Repeat all the material exactly; pictures stay out of your copy.

(Stored data)
--- BEGIN ---

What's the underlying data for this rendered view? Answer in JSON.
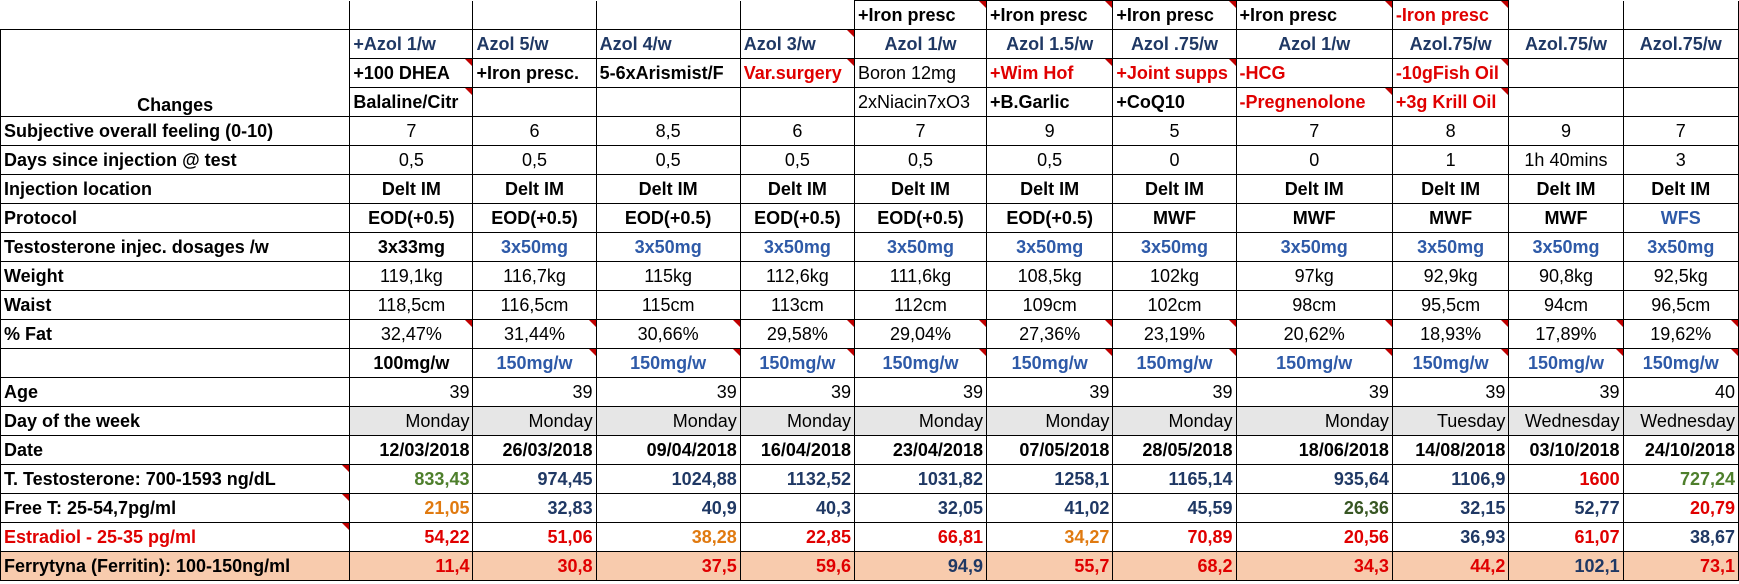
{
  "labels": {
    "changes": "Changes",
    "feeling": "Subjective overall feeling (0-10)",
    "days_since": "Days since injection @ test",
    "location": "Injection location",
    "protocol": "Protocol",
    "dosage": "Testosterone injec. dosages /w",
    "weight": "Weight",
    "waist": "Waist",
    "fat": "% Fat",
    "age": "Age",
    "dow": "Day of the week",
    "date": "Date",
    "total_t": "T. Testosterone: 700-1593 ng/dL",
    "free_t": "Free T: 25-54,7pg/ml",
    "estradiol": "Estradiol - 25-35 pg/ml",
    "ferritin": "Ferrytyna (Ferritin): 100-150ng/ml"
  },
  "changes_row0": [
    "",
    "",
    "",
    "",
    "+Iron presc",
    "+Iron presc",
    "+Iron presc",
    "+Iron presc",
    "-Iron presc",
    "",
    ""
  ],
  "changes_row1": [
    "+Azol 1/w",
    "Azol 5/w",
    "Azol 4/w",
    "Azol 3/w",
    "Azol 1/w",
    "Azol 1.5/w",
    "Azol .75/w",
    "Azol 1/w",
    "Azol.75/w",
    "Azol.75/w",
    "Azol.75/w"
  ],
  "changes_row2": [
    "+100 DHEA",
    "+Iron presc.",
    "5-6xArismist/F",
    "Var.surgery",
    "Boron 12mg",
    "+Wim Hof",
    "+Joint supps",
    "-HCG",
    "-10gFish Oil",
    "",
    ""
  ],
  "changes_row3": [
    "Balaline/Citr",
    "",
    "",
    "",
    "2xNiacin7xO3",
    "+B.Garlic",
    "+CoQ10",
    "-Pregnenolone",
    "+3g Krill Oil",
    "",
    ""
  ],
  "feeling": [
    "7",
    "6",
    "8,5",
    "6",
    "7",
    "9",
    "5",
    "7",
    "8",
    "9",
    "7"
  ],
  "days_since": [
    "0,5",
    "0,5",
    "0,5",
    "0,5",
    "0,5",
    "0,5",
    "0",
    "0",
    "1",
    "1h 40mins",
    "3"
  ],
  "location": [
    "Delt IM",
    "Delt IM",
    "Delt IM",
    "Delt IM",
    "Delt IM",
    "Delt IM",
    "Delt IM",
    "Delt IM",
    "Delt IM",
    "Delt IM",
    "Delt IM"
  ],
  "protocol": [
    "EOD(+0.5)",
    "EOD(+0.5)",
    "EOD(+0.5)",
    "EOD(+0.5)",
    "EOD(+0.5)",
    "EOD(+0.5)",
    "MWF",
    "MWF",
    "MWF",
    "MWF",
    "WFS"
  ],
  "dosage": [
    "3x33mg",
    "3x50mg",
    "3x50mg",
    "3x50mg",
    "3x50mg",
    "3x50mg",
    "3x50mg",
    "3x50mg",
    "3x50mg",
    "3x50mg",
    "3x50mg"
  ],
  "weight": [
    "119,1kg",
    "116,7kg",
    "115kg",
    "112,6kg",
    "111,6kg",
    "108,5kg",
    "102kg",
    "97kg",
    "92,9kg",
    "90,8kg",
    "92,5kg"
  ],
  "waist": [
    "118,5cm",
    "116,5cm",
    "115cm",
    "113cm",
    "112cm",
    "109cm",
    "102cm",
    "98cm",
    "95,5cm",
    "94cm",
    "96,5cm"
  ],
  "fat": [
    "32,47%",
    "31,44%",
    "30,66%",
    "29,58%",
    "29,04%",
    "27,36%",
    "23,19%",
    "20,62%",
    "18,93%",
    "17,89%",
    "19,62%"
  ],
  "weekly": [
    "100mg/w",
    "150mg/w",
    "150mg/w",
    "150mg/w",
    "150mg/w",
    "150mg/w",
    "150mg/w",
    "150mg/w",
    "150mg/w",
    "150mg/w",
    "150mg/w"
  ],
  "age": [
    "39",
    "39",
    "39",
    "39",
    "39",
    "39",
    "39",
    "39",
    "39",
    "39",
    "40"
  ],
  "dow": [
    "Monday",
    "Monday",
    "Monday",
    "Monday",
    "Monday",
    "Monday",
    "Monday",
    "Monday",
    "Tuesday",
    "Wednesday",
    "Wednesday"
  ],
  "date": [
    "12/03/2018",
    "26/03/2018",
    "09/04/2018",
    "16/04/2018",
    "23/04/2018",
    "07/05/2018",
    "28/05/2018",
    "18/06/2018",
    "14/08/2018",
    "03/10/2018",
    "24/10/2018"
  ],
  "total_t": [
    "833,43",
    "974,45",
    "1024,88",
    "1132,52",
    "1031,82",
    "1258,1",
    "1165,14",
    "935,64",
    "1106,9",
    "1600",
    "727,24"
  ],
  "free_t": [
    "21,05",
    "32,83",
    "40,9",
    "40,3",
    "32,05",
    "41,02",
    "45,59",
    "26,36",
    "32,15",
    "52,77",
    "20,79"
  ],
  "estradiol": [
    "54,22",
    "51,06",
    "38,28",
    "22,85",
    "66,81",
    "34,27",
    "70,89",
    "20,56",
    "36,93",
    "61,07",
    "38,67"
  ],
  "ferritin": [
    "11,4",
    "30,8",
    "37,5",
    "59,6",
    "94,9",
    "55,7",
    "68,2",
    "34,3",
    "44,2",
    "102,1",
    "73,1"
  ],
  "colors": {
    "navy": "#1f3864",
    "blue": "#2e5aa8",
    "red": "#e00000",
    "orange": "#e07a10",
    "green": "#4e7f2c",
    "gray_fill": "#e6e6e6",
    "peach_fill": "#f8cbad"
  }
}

--- END ---

§ **Output of the task**
What's the underlying data for this rendered view? Answer in JSON.
{
  "labels": {
    "changes": "Changes",
    "feeling": "Subjective overall feeling (0-10)",
    "days_since": "Days since injection @ test",
    "location": "Injection location",
    "protocol": "Protocol",
    "dosage": "Testosterone injec. dosages /w",
    "weight": "Weight",
    "waist": "Waist",
    "fat": "% Fat",
    "age": "Age",
    "dow": "Day of the week",
    "date": "Date",
    "total_t": "T. Testosterone: 700-1593 ng/dL",
    "free_t": "Free T: 25-54,7pg/ml",
    "estradiol": "Estradiol - 25-35 pg/ml",
    "ferritin": "Ferrytyna (Ferritin): 100-150ng/ml"
  },
  "changes_row0": [
    "",
    "",
    "",
    "",
    "+Iron presc",
    "+Iron presc",
    "+Iron presc",
    "+Iron presc",
    "-Iron presc",
    "",
    ""
  ],
  "changes_row1": [
    "+Azol 1/w",
    "Azol 5/w",
    "Azol 4/w",
    "Azol 3/w",
    "Azol 1/w",
    "Azol 1.5/w",
    "Azol .75/w",
    "Azol 1/w",
    "Azol.75/w",
    "Azol.75/w",
    "Azol.75/w"
  ],
  "changes_row2": [
    "+100 DHEA",
    "+Iron presc.",
    "5-6xArismist/F",
    "Var.surgery",
    "Boron 12mg",
    "+Wim Hof",
    "+Joint supps",
    "-HCG",
    "-10gFish Oil",
    "",
    ""
  ],
  "changes_row3": [
    "Balaline/Citr",
    "",
    "",
    "",
    "2xNiacin7xO3",
    "+B.Garlic",
    "+CoQ10",
    "-Pregnenolone",
    "+3g Krill Oil",
    "",
    ""
  ],
  "feeling": [
    "7",
    "6",
    "8,5",
    "6",
    "7",
    "9",
    "5",
    "7",
    "8",
    "9",
    "7"
  ],
  "days_since": [
    "0,5",
    "0,5",
    "0,5",
    "0,5",
    "0,5",
    "0,5",
    "0",
    "0",
    "1",
    "1h 40mins",
    "3"
  ],
  "location": [
    "Delt IM",
    "Delt IM",
    "Delt IM",
    "Delt IM",
    "Delt IM",
    "Delt IM",
    "Delt IM",
    "Delt IM",
    "Delt IM",
    "Delt IM",
    "Delt IM"
  ],
  "protocol": [
    "EOD(+0.5)",
    "EOD(+0.5)",
    "EOD(+0.5)",
    "EOD(+0.5)",
    "EOD(+0.5)",
    "EOD(+0.5)",
    "MWF",
    "MWF",
    "MWF",
    "MWF",
    "WFS"
  ],
  "dosage": [
    "3x33mg",
    "3x50mg",
    "3x50mg",
    "3x50mg",
    "3x50mg",
    "3x50mg",
    "3x50mg",
    "3x50mg",
    "3x50mg",
    "3x50mg",
    "3x50mg"
  ],
  "weight": [
    "119,1kg",
    "116,7kg",
    "115kg",
    "112,6kg",
    "111,6kg",
    "108,5kg",
    "102kg",
    "97kg",
    "92,9kg",
    "90,8kg",
    "92,5kg"
  ],
  "waist": [
    "118,5cm",
    "116,5cm",
    "115cm",
    "113cm",
    "112cm",
    "109cm",
    "102cm",
    "98cm",
    "95,5cm",
    "94cm",
    "96,5cm"
  ],
  "fat": [
    "32,47%",
    "31,44%",
    "30,66%",
    "29,58%",
    "29,04%",
    "27,36%",
    "23,19%",
    "20,62%",
    "18,93%",
    "17,89%",
    "19,62%"
  ],
  "weekly": [
    "100mg/w",
    "150mg/w",
    "150mg/w",
    "150mg/w",
    "150mg/w",
    "150mg/w",
    "150mg/w",
    "150mg/w",
    "150mg/w",
    "150mg/w",
    "150mg/w"
  ],
  "age": [
    "39",
    "39",
    "39",
    "39",
    "39",
    "39",
    "39",
    "39",
    "39",
    "39",
    "40"
  ],
  "dow": [
    "Monday",
    "Monday",
    "Monday",
    "Monday",
    "Monday",
    "Monday",
    "Monday",
    "Monday",
    "Tuesday",
    "Wednesday",
    "Wednesday"
  ],
  "date": [
    "12/03/2018",
    "26/03/2018",
    "09/04/2018",
    "16/04/2018",
    "23/04/2018",
    "07/05/2018",
    "28/05/2018",
    "18/06/2018",
    "14/08/2018",
    "03/10/2018",
    "24/10/2018"
  ],
  "total_t": [
    "833,43",
    "974,45",
    "1024,88",
    "1132,52",
    "1031,82",
    "1258,1",
    "1165,14",
    "935,64",
    "1106,9",
    "1600",
    "727,24"
  ],
  "free_t": [
    "21,05",
    "32,83",
    "40,9",
    "40,3",
    "32,05",
    "41,02",
    "45,59",
    "26,36",
    "32,15",
    "52,77",
    "20,79"
  ],
  "estradiol": [
    "54,22",
    "51,06",
    "38,28",
    "22,85",
    "66,81",
    "34,27",
    "70,89",
    "20,56",
    "36,93",
    "61,07",
    "38,67"
  ],
  "ferritin": [
    "11,4",
    "30,8",
    "37,5",
    "59,6",
    "94,9",
    "55,7",
    "68,2",
    "34,3",
    "44,2",
    "102,1",
    "73,1"
  ],
  "colors": {
    "navy": "#1f3864",
    "blue": "#2e5aa8",
    "red": "#e00000",
    "orange": "#e07a10",
    "green": "#4e7f2c",
    "gray_fill": "#e6e6e6",
    "peach_fill": "#f8cbad"
  }
}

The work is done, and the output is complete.